Leave the pictures out. Return all other data exactly.

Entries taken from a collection
------------------------------
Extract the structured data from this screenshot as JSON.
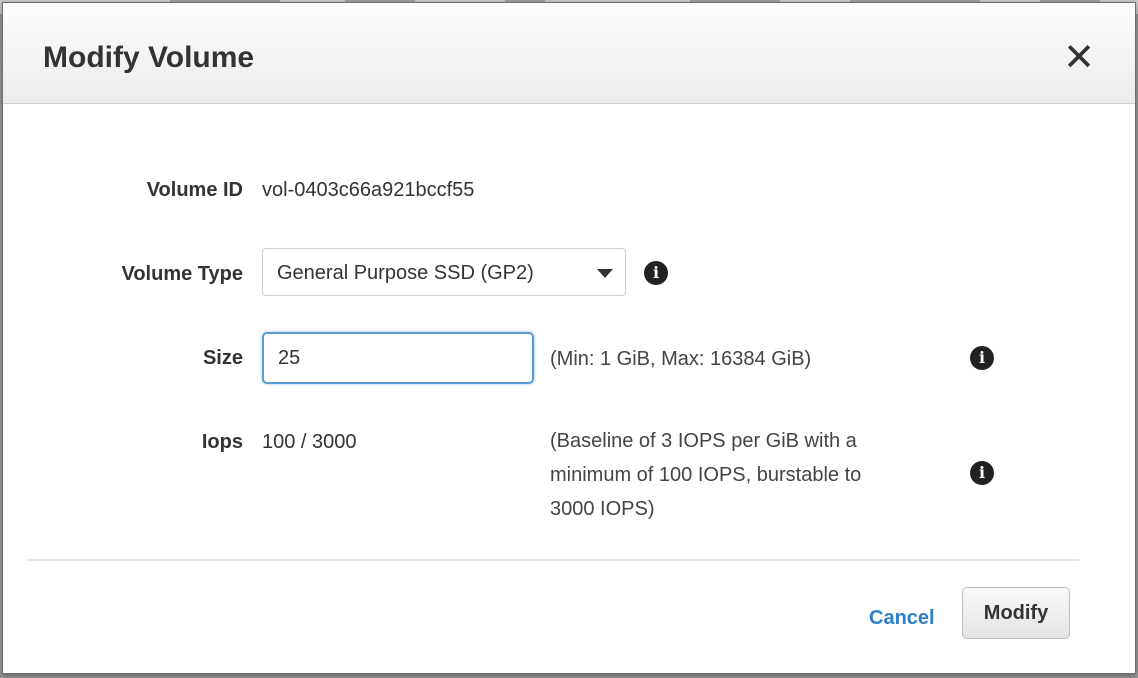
{
  "dialog": {
    "title": "Modify Volume",
    "close_symbol": "✕"
  },
  "form": {
    "volume_id_label": "Volume ID",
    "volume_id_value": "vol-0403c66a921bccf55",
    "volume_type_label": "Volume Type",
    "volume_type_selected": "General Purpose SSD (GP2)",
    "size_label": "Size",
    "size_value": "25",
    "size_help": "(Min: 1 GiB, Max: 16384 GiB)",
    "iops_label": "Iops",
    "iops_value": "100 / 3000",
    "iops_help_lines": [
      "(Baseline of 3 IOPS per GiB with a",
      "minimum of 100 IOPS, burstable to",
      "3000 IOPS)"
    ]
  },
  "footer": {
    "cancel_label": "Cancel",
    "modify_label": "Modify"
  },
  "icons": {
    "info": "info-icon",
    "close": "close-icon",
    "dropdown": "chevron-down-icon"
  },
  "colors": {
    "link": "#2d7fc9",
    "focus_border": "#5b9bd5"
  }
}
------------------------------
# Result for this task
Extract the structured data from this screenshot as JSON.
{
  "dialog": {
    "title": "Modify Volume",
    "close_symbol": "✕"
  },
  "form": {
    "volume_id_label": "Volume ID",
    "volume_id_value": "vol-0403c66a921bccf55",
    "volume_type_label": "Volume Type",
    "volume_type_selected": "General Purpose SSD (GP2)",
    "size_label": "Size",
    "size_value": "25",
    "size_help": "(Min: 1 GiB, Max: 16384 GiB)",
    "iops_label": "Iops",
    "iops_value": "100 / 3000",
    "iops_help_lines": [
      "(Baseline of 3 IOPS per GiB with a",
      "minimum of 100 IOPS, burstable to",
      "3000 IOPS)"
    ]
  },
  "footer": {
    "cancel_label": "Cancel",
    "modify_label": "Modify"
  },
  "icons": {
    "info": "info-icon",
    "close": "close-icon",
    "dropdown": "chevron-down-icon"
  },
  "colors": {
    "link": "#2d7fc9",
    "focus_border": "#5b9bd5"
  }
}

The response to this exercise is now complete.